> _What the task requires_
Transcribe the material verbatim in full; the pictures do not belong in the copy.

> _Excerpted data_
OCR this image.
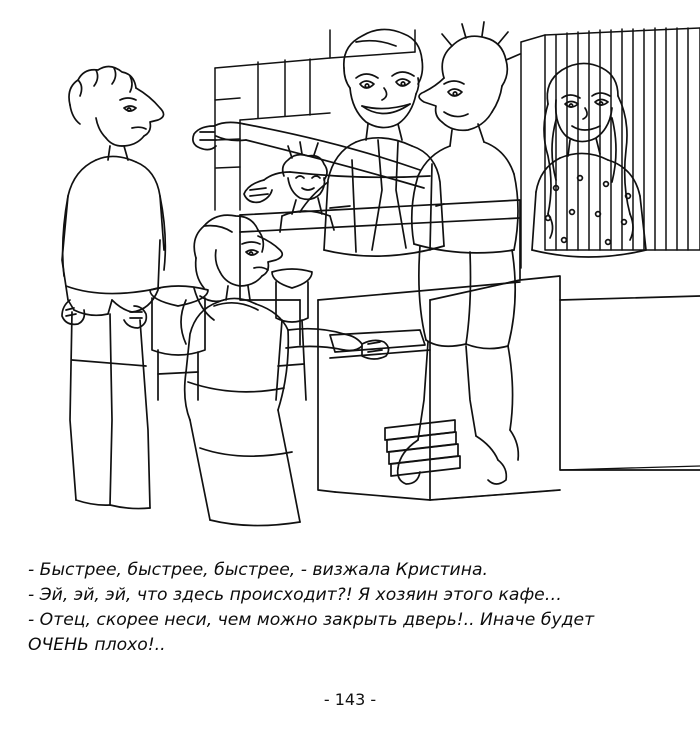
- Быстрее, быстрее, быстрее, - визжала Кристина.
- Эй, эй, эй, что здесь происходит?! Я хозяин этого кафе…
- Отец, скорее неси, чем можно закрыть дверь!.. Иначе будет
ОЧЕНЬ плохо!..
- 143 -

> _Problem solution_
OCR this image.
- Быстрее, быстрее, быстрее, - визжала Кристина.
- Эй, эй, эй, что здесь происходит?! Я хозяин этого кафе…
- Отец, скорее неси, чем можно закрыть дверь!.. Иначе будет
ОЧЕНЬ плохо!..
- 143 -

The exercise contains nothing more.